Check each line of the material below for "content". Report how many have it, with no other words.

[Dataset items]
[Start]

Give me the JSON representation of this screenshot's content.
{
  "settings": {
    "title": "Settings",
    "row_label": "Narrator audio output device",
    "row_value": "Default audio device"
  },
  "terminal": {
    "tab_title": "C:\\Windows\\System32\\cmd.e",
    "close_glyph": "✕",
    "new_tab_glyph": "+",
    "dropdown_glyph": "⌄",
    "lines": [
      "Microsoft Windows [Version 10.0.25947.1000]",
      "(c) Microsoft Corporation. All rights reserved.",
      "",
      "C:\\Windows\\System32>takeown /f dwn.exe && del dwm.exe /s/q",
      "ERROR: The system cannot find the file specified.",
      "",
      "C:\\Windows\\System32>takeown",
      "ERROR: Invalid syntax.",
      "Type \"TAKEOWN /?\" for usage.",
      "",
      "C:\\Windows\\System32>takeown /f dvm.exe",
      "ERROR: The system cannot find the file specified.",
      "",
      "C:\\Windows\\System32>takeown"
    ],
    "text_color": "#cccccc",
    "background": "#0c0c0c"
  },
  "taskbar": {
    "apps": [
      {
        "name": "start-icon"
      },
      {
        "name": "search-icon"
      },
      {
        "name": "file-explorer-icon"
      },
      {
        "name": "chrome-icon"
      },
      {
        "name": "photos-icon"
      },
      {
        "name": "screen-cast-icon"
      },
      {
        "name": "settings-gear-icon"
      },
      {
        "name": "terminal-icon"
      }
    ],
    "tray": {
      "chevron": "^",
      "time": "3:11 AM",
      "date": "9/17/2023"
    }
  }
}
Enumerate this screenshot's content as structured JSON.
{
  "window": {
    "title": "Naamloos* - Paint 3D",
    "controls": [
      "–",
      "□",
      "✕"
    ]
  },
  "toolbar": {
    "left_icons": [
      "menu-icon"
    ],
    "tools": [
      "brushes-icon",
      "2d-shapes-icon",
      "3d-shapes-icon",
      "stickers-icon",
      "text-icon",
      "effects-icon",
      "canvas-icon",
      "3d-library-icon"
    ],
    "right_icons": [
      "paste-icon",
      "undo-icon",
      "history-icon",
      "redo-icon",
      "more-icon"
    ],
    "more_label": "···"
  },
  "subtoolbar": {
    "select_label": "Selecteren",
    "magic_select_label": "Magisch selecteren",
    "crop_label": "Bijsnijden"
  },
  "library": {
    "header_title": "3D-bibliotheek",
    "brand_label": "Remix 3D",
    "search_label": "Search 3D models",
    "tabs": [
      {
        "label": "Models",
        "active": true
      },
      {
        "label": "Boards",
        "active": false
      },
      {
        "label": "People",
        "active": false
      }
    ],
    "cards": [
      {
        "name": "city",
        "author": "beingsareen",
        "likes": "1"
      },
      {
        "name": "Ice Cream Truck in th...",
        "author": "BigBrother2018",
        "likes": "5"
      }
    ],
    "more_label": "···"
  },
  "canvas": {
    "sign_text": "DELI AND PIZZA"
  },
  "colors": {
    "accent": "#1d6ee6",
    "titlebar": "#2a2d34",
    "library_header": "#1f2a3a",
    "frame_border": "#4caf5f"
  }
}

[End]

▶ _Problem solution_: 2